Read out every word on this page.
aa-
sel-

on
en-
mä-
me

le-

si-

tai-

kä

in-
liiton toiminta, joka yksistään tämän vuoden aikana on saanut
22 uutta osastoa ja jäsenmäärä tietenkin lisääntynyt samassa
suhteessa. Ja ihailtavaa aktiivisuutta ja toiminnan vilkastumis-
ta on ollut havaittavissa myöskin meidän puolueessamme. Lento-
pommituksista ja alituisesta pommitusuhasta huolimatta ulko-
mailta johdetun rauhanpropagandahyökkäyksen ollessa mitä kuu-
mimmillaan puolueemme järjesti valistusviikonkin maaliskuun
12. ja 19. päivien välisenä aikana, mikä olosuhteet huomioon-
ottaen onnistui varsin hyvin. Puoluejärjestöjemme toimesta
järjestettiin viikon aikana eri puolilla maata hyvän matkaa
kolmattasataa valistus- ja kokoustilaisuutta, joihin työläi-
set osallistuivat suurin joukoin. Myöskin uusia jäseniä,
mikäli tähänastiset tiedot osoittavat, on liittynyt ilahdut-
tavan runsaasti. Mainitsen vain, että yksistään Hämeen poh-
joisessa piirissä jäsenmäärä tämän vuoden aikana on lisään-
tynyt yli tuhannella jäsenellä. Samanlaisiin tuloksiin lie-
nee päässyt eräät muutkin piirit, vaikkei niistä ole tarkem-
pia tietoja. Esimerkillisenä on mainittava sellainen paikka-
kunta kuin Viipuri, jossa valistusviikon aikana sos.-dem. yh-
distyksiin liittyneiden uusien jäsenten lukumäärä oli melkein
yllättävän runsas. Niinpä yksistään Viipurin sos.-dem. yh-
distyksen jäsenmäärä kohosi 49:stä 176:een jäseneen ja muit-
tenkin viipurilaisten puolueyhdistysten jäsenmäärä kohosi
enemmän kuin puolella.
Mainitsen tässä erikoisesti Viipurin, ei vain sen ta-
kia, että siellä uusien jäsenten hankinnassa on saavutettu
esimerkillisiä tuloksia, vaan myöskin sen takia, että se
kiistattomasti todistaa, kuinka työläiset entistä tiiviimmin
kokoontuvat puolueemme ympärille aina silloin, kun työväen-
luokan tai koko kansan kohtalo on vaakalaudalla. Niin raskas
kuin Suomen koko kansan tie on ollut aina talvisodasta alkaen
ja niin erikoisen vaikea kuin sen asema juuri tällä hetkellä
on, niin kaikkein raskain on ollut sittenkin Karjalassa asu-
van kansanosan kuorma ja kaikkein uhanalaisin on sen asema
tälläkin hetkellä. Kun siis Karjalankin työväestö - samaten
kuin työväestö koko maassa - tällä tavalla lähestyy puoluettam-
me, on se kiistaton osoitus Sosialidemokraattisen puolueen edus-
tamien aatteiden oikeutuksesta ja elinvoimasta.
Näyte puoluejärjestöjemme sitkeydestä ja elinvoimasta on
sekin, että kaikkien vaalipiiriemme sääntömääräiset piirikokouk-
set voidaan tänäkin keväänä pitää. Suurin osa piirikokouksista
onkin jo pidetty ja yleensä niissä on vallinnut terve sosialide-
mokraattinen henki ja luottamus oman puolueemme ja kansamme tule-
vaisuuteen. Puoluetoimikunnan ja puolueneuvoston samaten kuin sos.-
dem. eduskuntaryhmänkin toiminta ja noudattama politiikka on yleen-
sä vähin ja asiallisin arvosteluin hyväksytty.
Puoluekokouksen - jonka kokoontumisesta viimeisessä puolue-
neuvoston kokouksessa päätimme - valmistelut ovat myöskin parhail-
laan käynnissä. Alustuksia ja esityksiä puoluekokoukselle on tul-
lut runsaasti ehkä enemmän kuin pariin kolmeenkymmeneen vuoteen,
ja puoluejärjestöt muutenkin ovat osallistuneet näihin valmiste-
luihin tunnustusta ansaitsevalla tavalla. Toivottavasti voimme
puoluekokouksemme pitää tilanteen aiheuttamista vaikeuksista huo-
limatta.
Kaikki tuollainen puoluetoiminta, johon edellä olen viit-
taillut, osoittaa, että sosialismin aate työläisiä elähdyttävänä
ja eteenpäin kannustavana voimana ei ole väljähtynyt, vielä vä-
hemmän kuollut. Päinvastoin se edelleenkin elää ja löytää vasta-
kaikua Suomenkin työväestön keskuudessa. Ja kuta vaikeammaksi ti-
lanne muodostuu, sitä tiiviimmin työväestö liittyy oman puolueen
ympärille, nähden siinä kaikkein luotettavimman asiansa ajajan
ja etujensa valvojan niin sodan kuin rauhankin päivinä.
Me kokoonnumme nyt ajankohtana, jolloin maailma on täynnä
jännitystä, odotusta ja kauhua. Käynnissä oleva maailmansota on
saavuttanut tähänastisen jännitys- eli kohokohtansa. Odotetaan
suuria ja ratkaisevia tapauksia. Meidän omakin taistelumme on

━━━

§ **Required task**
Copy all the records above exactly, missing none.

§ **Final answer**
Read out every word on this page.
aa-
sel-

on
en-
mä-
me

le-

si-

tai-

kä

in-
liiton toiminta, joka yksistään tämän vuoden aikana on saanut
22 uutta osastoa ja jäsenmäärä tietenkin lisääntynyt samassa
suhteessa. Ja ihailtavaa aktiivisuutta ja toiminnan vilkastumis-
ta on ollut havaittavissa myöskin meidän puolueessamme. Lento-
pommituksista ja alituisesta pommitusuhasta huolimatta ulko-
mailta johdetun rauhanpropagandahyökkäyksen ollessa mitä kuu-
mimmillaan puolueemme järjesti valistusviikonkin maaliskuun
12. ja 19. päivien välisenä aikana, mikä olosuhteet huomioon-
ottaen onnistui varsin hyvin. Puoluejärjestöjemme toimesta
järjestettiin viikon aikana eri puolilla maata hyvän matkaa
kolmattasataa valistus- ja kokoustilaisuutta, joihin työläi-
set osallistuivat suurin joukoin. Myöskin uusia jäseniä,
mikäli tähänastiset tiedot osoittavat, on liittynyt ilahdut-
tavan runsaasti. Mainitsen vain, että yksistään Hämeen poh-
joisessa piirissä jäsenmäärä tämän vuoden aikana on lisään-
tynyt yli tuhannella jäsenellä. Samanlaisiin tuloksiin lie-
nee päässyt eräät muutkin piirit, vaikkei niistä ole tarkem-
pia tietoja. Esimerkillisenä on mainittava sellainen paikka-
kunta kuin Viipuri, jossa valistusviikon aikana sos.-dem. yh-
distyksiin liittyneiden uusien jäsenten lukumäärä oli melkein
yllättävän runsas. Niinpä yksistään Viipurin sos.-dem. yh-
distyksen jäsenmäärä kohosi 49:stä 176:een jäseneen ja muit-
tenkin viipurilaisten puolueyhdistysten jäsenmäärä kohosi
enemmän kuin puolella.
Mainitsen tässä erikoisesti Viipurin, ei vain sen ta-
kia, että siellä uusien jäsenten hankinnassa on saavutettu
esimerkillisiä tuloksia, vaan myöskin sen takia, että se
kiistattomasti todistaa, kuinka työläiset entistä tiiviimmin
kokoontuvat puolueemme ympärille aina silloin, kun työväen-
luokan tai koko kansan kohtalo on vaakalaudalla. Niin raskas
kuin Suomen koko kansan tie on ollut aina talvisodasta alkaen
ja niin erikoisen vaikea kuin sen asema juuri tällä hetkellä
on, niin kaikkein raskain on ollut sittenkin Karjalassa asu-
van kansanosan kuorma ja kaikkein uhanalaisin on sen asema
tälläkin hetkellä. Kun siis Karjalankin työväestö - samaten
kuin työväestö koko maassa - tällä tavalla lähestyy puoluettam-
me, on se kiistaton osoitus Sosialidemokraattisen puolueen edus-
tamien aatteiden oikeutuksesta ja elinvoimasta.
Näyte puoluejärjestöjemme sitkeydestä ja elinvoimasta on
sekin, että kaikkien vaalipiiriemme sääntömääräiset piirikokouk-
set voidaan tänäkin keväänä pitää. Suurin osa piirikokouksista
onkin jo pidetty ja yleensä niissä on vallinnut terve sosialide-
mokraattinen henki ja luottamus oman puolueemme ja kansamme tule-
vaisuuteen. Puoluetoimikunnan ja puolueneuvoston samaten kuin sos.-
dem. eduskuntaryhmänkin toiminta ja noudattama politiikka on yleen-
sä vähin ja asiallisin arvosteluin hyväksytty.
Puoluekokouksen - jonka kokoontumisesta viimeisessä puolue-
neuvoston kokouksessa päätimme - valmistelut ovat myöskin parhail-
laan käynnissä. Alustuksia ja esityksiä puoluekokoukselle on tul-
lut runsaasti ehkä enemmän kuin pariin kolmeenkymmeneen vuoteen,
ja puoluejärjestöt muutenkin ovat osallistuneet näihin valmiste-
luihin tunnustusta ansaitsevalla tavalla. Toivottavasti voimme
puoluekokouksemme pitää tilanteen aiheuttamista vaikeuksista huo-
limatta.
Kaikki tuollainen puoluetoiminta, johon edellä olen viit-
taillut, osoittaa, että sosialismin aate työläisiä elähdyttävänä
ja eteenpäin kannustavana voimana ei ole väljähtynyt, vielä vä-
hemmän kuollut. Päinvastoin se edelleenkin elää ja löytää vasta-
kaikua Suomenkin työväestön keskuudessa. Ja kuta vaikeammaksi ti-
lanne muodostuu, sitä tiiviimmin työväestö liittyy oman puolueen
ympärille, nähden siinä kaikkein luotettavimman asiansa ajajan
ja etujensa valvojan niin sodan kuin rauhankin päivinä.
Me kokoonnumme nyt ajankohtana, jolloin maailma on täynnä
jännitystä, odotusta ja kauhua. Käynnissä oleva maailmansota on
saavuttanut tähänastisen jännitys- eli kohokohtansa. Odotetaan
suuria ja ratkaisevia tapauksia. Meidän omakin taistelumme on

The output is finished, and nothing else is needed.